* **EXERCISE**: Look through the data below. Show each line where the string "JSON" occurs.

* **MATERIAL PROVIDED**:
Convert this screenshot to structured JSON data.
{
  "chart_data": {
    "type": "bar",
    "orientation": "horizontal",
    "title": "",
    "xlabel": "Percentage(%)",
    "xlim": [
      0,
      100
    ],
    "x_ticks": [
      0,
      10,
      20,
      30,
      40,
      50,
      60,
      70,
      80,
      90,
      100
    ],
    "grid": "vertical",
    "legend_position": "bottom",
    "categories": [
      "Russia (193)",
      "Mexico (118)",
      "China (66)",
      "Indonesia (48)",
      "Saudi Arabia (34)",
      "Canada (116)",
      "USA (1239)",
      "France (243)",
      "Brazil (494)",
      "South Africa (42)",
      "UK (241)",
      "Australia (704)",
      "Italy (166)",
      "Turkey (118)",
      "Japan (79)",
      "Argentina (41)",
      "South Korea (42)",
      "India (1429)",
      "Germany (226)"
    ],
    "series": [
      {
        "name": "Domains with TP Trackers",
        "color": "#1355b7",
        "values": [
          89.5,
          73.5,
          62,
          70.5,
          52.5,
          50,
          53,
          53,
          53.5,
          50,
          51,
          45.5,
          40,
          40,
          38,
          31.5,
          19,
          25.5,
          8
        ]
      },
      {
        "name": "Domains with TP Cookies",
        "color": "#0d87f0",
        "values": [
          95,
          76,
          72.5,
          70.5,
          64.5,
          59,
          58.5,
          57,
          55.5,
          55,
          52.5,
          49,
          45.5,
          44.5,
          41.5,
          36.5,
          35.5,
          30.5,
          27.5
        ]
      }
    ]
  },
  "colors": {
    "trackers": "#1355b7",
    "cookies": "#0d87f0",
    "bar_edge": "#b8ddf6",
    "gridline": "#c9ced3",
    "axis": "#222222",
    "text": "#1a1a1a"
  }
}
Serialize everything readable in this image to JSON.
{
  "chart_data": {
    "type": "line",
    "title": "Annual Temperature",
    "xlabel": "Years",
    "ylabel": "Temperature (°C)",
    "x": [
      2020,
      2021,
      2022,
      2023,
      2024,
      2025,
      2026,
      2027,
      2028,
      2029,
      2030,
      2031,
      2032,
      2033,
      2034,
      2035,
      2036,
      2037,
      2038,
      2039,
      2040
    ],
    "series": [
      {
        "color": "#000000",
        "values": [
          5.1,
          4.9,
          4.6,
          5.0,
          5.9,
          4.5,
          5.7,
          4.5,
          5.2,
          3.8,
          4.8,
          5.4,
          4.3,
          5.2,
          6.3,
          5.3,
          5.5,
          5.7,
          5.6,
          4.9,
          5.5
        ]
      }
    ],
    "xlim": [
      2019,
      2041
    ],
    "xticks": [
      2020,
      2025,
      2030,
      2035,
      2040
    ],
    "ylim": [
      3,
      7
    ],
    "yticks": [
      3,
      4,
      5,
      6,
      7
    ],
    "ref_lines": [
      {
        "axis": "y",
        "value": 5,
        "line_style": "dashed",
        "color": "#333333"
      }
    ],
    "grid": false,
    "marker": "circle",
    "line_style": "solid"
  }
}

* **EXERCISE SOLUTION**:
Convert this screenshot to structured JSON data.
Serialize everything readable in this image to JSON.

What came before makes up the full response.